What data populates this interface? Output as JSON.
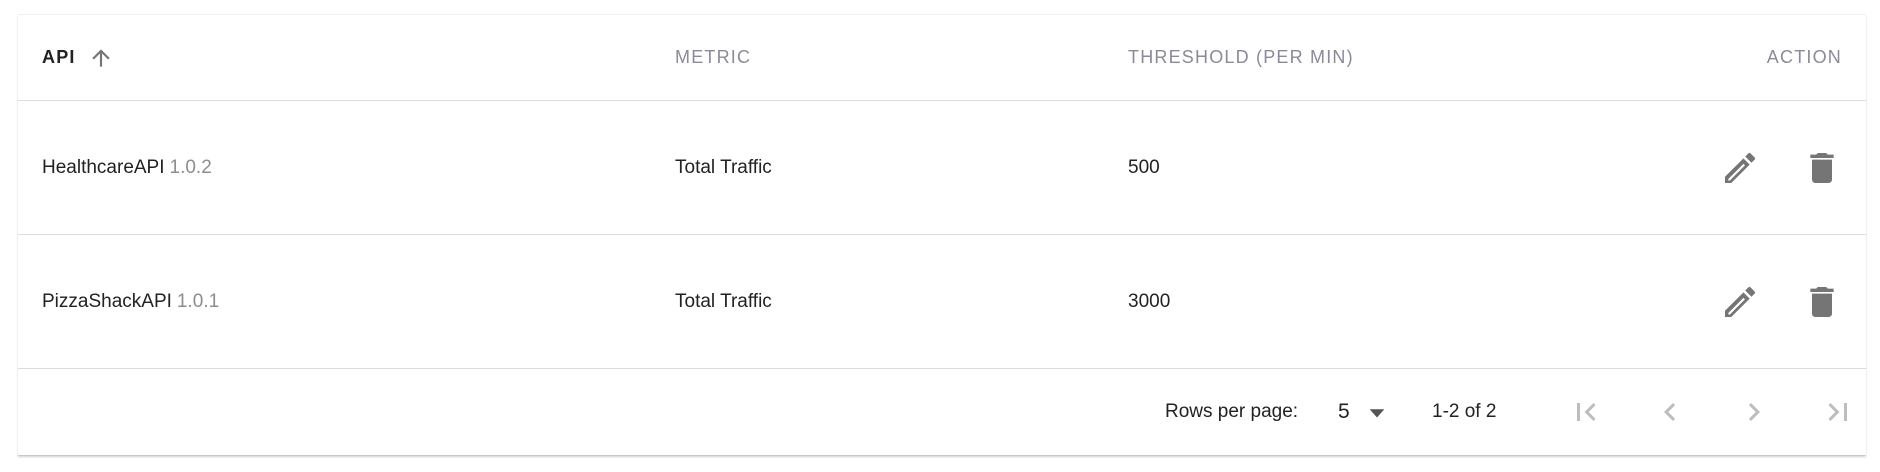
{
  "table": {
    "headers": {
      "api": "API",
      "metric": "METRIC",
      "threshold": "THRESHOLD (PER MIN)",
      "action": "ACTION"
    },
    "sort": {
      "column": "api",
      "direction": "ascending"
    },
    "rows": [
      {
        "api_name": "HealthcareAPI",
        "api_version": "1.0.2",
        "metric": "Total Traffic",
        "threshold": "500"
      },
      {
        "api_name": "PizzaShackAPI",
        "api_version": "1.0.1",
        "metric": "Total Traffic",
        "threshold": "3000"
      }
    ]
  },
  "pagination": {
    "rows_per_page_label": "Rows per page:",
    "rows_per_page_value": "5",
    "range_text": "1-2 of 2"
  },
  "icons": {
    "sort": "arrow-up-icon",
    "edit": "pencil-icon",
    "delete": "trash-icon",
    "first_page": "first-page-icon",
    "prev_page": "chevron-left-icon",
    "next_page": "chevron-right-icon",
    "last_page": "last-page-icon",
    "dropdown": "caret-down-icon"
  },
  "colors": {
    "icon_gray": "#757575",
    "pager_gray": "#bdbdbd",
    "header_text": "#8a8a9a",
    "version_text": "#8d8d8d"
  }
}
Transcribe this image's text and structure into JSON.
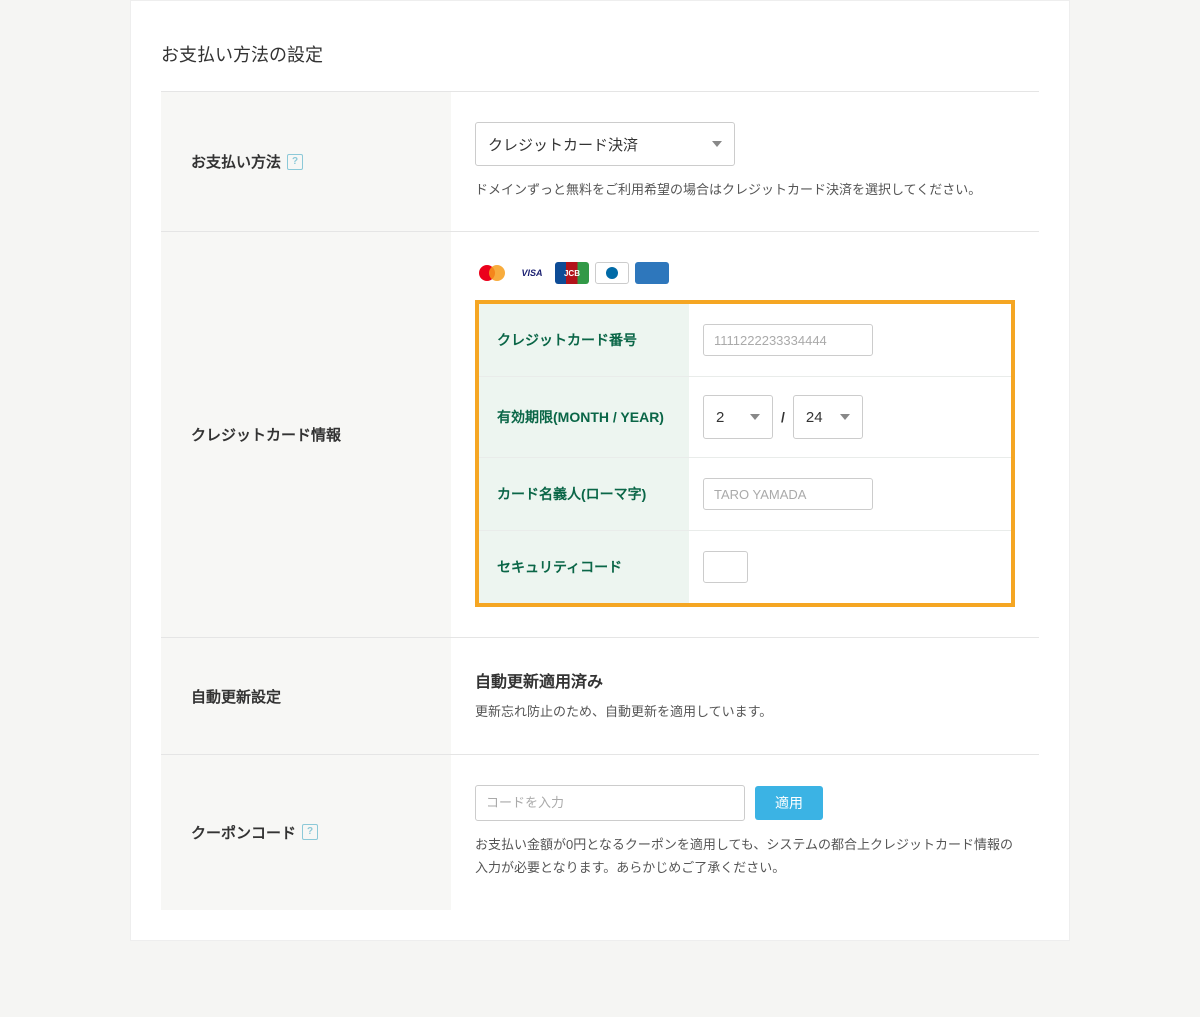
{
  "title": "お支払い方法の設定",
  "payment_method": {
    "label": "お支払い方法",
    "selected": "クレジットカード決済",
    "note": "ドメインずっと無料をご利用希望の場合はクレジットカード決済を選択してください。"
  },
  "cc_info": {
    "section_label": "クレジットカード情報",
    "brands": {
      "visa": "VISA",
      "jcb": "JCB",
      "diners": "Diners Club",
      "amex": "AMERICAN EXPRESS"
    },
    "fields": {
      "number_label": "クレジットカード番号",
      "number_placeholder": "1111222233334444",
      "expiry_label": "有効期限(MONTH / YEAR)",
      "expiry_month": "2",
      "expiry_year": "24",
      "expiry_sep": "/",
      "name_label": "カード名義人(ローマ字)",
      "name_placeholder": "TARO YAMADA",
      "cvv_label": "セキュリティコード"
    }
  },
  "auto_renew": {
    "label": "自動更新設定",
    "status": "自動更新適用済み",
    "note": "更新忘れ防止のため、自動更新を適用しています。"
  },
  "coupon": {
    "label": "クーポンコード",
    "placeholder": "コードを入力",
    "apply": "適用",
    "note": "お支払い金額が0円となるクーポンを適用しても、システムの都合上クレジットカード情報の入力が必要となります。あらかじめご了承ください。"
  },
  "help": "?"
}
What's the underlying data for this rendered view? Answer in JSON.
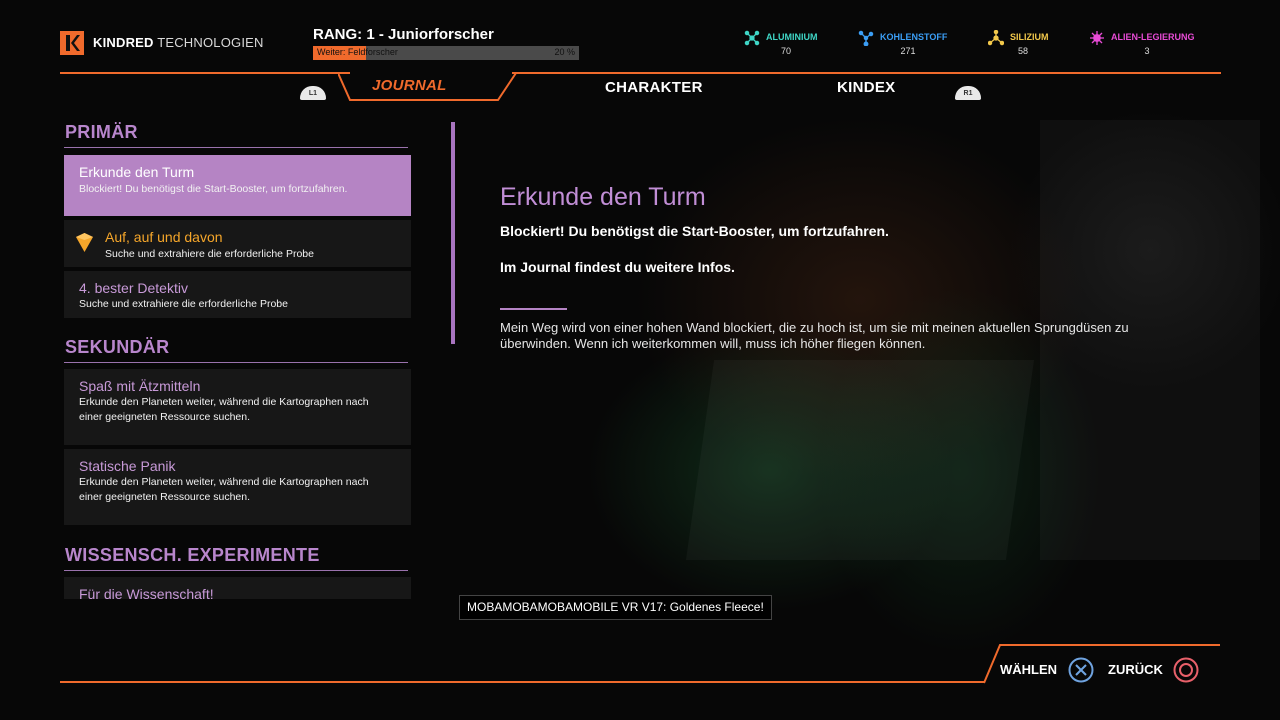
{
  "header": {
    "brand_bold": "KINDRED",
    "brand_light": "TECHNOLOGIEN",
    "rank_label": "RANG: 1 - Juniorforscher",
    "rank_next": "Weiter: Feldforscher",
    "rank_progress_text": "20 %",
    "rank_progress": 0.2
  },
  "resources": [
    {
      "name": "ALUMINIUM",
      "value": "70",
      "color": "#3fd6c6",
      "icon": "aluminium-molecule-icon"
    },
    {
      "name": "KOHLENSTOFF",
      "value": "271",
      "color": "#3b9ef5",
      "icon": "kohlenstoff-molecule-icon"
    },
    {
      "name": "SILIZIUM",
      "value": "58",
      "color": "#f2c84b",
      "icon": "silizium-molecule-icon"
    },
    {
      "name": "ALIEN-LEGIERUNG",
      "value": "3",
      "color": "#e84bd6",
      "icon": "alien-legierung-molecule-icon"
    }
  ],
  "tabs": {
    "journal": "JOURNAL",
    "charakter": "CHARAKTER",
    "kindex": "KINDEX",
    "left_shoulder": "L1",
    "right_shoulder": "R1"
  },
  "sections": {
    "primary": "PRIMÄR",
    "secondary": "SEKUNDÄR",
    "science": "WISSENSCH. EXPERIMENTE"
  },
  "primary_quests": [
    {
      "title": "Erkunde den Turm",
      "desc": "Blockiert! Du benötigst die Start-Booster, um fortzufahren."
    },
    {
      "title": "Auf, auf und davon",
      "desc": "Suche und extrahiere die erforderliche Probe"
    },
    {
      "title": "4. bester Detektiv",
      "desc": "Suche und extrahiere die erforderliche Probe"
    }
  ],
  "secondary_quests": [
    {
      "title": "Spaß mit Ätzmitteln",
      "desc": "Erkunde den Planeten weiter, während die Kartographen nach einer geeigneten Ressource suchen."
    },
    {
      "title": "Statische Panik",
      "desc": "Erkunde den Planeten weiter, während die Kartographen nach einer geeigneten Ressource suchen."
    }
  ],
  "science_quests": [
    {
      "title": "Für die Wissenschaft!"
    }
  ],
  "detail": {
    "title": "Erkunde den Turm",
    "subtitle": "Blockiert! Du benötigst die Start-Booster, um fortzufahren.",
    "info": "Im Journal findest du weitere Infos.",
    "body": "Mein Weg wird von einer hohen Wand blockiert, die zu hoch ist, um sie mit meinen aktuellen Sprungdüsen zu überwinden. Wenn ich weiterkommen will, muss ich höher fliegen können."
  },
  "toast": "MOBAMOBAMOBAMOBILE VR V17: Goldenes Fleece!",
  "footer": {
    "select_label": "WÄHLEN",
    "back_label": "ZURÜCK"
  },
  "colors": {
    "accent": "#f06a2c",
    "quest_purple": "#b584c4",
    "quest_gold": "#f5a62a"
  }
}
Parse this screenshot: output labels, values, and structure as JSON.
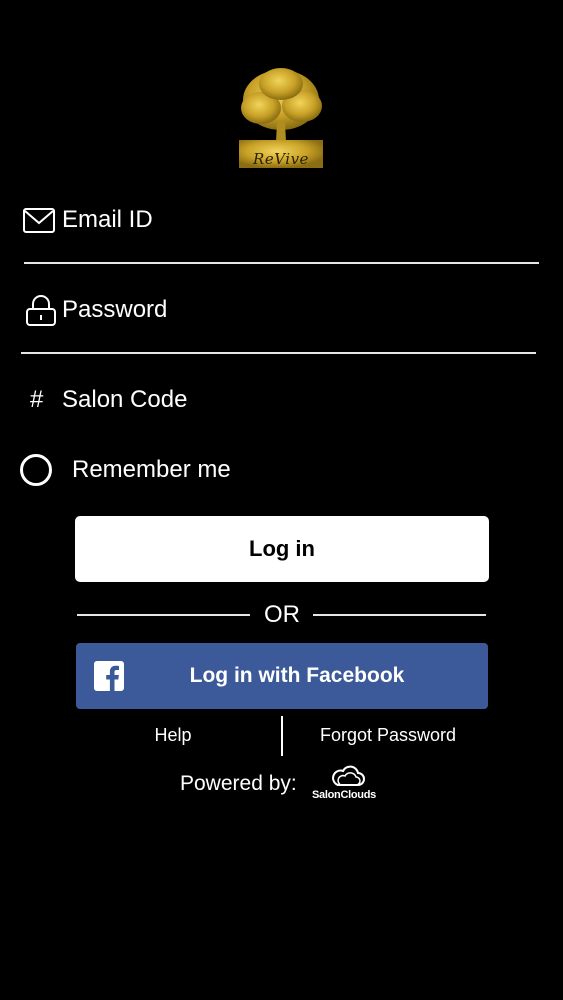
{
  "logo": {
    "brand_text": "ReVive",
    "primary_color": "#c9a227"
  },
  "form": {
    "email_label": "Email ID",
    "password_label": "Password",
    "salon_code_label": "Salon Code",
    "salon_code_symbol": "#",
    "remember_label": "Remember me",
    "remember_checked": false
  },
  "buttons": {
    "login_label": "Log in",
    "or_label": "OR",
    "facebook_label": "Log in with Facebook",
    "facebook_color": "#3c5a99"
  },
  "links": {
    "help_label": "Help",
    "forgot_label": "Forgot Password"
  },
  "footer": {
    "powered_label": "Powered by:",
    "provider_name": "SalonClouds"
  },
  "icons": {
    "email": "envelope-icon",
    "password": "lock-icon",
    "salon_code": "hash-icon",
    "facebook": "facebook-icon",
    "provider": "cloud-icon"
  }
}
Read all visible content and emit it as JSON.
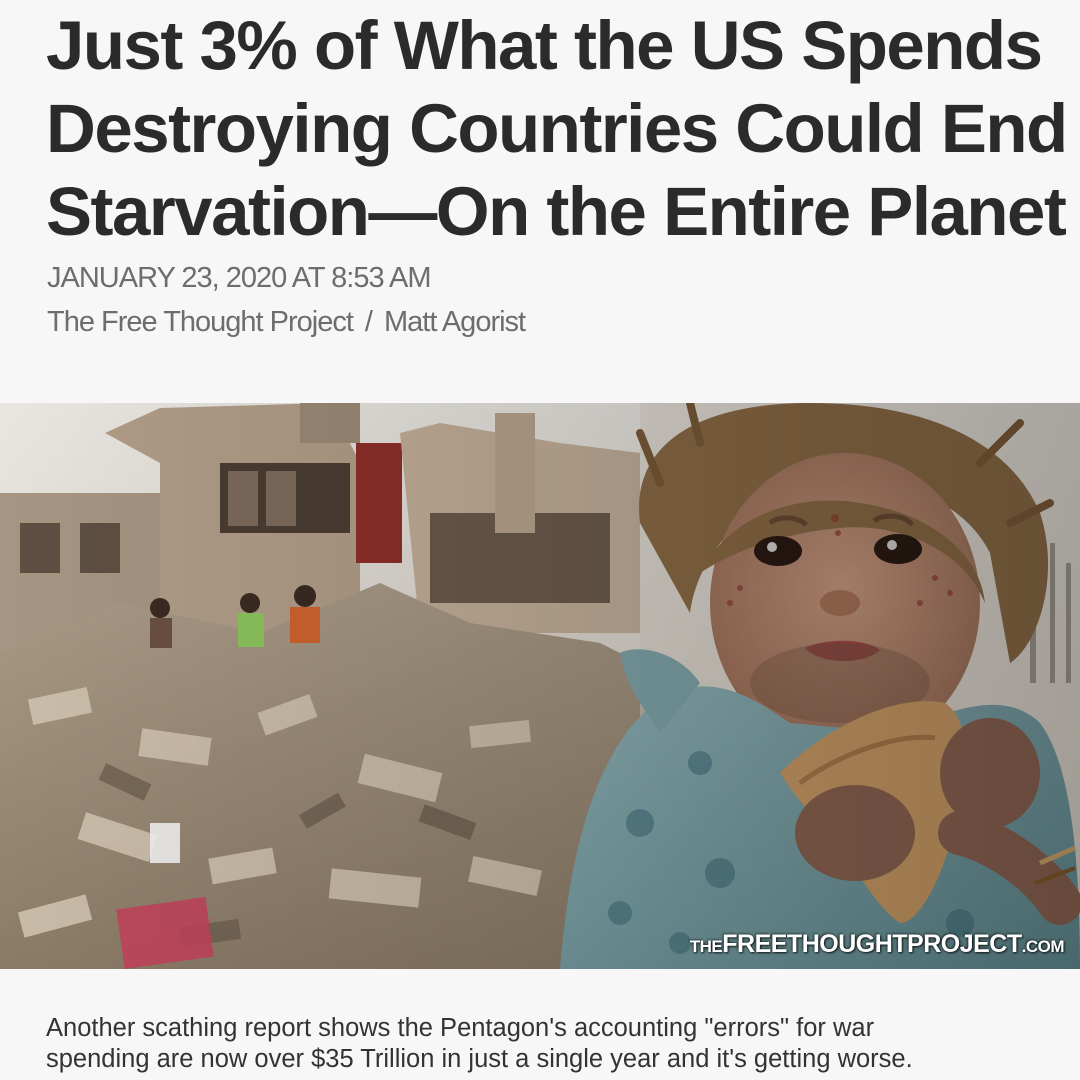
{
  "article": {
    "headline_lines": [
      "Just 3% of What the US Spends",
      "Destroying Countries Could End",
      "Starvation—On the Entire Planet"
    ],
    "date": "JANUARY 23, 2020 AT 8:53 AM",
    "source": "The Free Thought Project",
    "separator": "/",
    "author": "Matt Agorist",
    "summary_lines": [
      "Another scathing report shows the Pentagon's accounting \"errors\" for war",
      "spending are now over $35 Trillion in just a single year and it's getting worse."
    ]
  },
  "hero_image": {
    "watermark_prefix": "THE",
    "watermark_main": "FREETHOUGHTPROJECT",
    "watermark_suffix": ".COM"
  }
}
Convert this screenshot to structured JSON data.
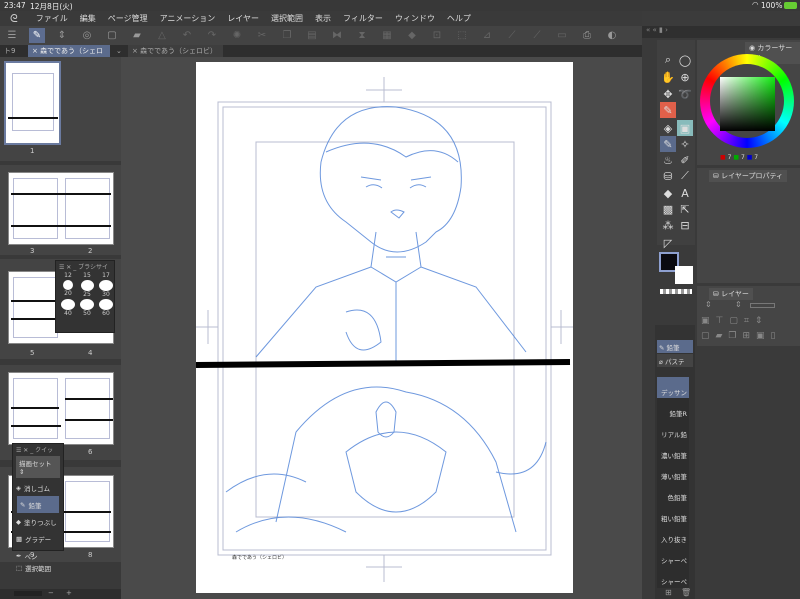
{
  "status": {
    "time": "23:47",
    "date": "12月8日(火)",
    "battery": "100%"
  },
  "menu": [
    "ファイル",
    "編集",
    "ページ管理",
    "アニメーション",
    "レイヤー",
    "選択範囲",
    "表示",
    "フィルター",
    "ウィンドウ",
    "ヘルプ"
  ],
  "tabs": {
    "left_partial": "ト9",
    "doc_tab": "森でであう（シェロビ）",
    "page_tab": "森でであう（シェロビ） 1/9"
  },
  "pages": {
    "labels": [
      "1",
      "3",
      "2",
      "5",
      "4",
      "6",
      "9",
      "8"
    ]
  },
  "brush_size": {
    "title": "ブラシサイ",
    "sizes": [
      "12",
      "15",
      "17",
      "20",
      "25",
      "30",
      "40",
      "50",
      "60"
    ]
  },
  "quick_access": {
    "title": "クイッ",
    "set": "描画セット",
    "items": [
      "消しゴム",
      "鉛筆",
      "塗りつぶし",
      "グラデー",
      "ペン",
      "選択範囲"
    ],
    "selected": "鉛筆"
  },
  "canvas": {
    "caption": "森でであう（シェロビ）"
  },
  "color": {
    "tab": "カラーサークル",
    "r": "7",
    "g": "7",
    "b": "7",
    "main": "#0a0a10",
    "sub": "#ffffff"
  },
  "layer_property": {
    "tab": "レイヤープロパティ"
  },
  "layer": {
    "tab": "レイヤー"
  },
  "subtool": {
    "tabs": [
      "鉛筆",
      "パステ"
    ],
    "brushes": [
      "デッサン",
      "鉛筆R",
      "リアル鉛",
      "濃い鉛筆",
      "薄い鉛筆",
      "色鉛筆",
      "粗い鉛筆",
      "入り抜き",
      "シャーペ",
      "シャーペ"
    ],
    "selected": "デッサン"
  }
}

=======

• [Exercise prompt]:
Select and copy each line from the data that includes the word "Start".

• [Finished task]:
      "desc": "Blockiert! Du benötigst die Start-Booster, um fortzufahren."
    "subtitle": "Blockiert! Du benötigst die Start-Booster, um fortzufahren.",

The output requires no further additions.